Part of a data file:
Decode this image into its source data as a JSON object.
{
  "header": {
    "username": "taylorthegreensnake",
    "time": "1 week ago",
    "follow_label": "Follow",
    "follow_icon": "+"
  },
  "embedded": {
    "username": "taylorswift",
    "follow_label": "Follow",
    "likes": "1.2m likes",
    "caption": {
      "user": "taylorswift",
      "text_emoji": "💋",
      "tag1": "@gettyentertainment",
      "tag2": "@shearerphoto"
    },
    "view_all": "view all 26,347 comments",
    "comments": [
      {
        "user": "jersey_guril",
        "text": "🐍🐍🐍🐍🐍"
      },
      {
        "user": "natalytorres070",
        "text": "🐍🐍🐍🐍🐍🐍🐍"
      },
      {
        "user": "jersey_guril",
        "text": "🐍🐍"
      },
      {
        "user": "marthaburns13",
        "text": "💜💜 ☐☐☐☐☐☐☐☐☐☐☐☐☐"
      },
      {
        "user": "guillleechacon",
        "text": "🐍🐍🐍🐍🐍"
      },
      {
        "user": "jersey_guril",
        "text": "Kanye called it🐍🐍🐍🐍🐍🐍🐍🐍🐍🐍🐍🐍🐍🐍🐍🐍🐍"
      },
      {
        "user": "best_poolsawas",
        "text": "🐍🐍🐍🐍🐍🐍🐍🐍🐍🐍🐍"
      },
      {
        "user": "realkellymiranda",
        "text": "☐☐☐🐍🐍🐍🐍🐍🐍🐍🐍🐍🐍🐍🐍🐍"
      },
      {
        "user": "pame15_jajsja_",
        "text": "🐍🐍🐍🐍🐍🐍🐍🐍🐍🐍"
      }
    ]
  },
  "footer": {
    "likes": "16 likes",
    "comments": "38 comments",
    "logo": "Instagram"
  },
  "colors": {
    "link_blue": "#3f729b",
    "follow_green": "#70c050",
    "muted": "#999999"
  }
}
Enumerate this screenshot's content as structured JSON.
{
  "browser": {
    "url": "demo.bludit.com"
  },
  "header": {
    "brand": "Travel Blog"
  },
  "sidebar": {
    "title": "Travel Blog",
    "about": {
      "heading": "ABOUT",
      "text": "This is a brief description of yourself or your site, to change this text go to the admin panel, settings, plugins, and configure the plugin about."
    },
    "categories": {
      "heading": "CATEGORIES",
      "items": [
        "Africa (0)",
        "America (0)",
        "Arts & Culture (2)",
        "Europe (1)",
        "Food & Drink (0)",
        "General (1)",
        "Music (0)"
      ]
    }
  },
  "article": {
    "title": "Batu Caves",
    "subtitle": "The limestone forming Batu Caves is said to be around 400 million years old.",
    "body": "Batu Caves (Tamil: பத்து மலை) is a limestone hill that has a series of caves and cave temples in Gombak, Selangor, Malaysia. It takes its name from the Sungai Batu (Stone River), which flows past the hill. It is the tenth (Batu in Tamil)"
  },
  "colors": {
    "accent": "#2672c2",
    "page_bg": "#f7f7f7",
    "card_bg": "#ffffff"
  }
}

Written problem:
Exactly reproduce all of the entries above.

Solution for this exercise:
Decode this image into its source data as a JSON object.
{
  "header": {
    "username": "taylorthegreensnake",
    "time": "1 week ago",
    "follow_label": "Follow",
    "follow_icon": "+"
  },
  "embedded": {
    "username": "taylorswift",
    "follow_label": "Follow",
    "likes": "1.2m likes",
    "caption": {
      "user": "taylorswift",
      "text_emoji": "💋",
      "tag1": "@gettyentertainment",
      "tag2": "@shearerphoto"
    },
    "view_all": "view all 26,347 comments",
    "comments": [
      {
        "user": "jersey_guril",
        "text": "🐍🐍🐍🐍🐍"
      },
      {
        "user": "natalytorres070",
        "text": "🐍🐍🐍🐍🐍🐍🐍"
      },
      {
        "user": "jersey_guril",
        "text": "🐍🐍"
      },
      {
        "user": "marthaburns13",
        "text": "💜💜 ☐☐☐☐☐☐☐☐☐☐☐☐☐"
      },
      {
        "user": "guillleechacon",
        "text": "🐍🐍🐍🐍🐍"
      },
      {
        "user": "jersey_guril",
        "text": "Kanye called it🐍🐍🐍🐍🐍🐍🐍🐍🐍🐍🐍🐍🐍🐍🐍🐍🐍"
      },
      {
        "user": "best_poolsawas",
        "text": "🐍🐍🐍🐍🐍🐍🐍🐍🐍🐍🐍"
      },
      {
        "user": "realkellymiranda",
        "text": "☐☐☐🐍🐍🐍🐍🐍🐍🐍🐍🐍🐍🐍🐍🐍"
      },
      {
        "user": "pame15_jajsja_",
        "text": "🐍🐍🐍🐍🐍🐍🐍🐍🐍🐍"
      }
    ]
  },
  "footer": {
    "likes": "16 likes",
    "comments": "38 comments",
    "logo": "Instagram"
  },
  "colors": {
    "link_blue": "#3f729b",
    "follow_green": "#70c050",
    "muted": "#999999"
  }
}
Enumerate this screenshot's content as structured JSON.
{
  "browser": {
    "url": "demo.bludit.com"
  },
  "header": {
    "brand": "Travel Blog"
  },
  "sidebar": {
    "title": "Travel Blog",
    "about": {
      "heading": "ABOUT",
      "text": "This is a brief description of yourself or your site, to change this text go to the admin panel, settings, plugins, and configure the plugin about."
    },
    "categories": {
      "heading": "CATEGORIES",
      "items": [
        "Africa (0)",
        "America (0)",
        "Arts & Culture (2)",
        "Europe (1)",
        "Food & Drink (0)",
        "General (1)",
        "Music (0)"
      ]
    }
  },
  "article": {
    "title": "Batu Caves",
    "subtitle": "The limestone forming Batu Caves is said to be around 400 million years old.",
    "body": "Batu Caves (Tamil: பத்து மலை) is a limestone hill that has a series of caves and cave temples in Gombak, Selangor, Malaysia. It takes its name from the Sungai Batu (Stone River), which flows past the hill. It is the tenth (Batu in Tamil)"
  },
  "colors": {
    "accent": "#2672c2",
    "page_bg": "#f7f7f7",
    "card_bg": "#ffffff"
  }
}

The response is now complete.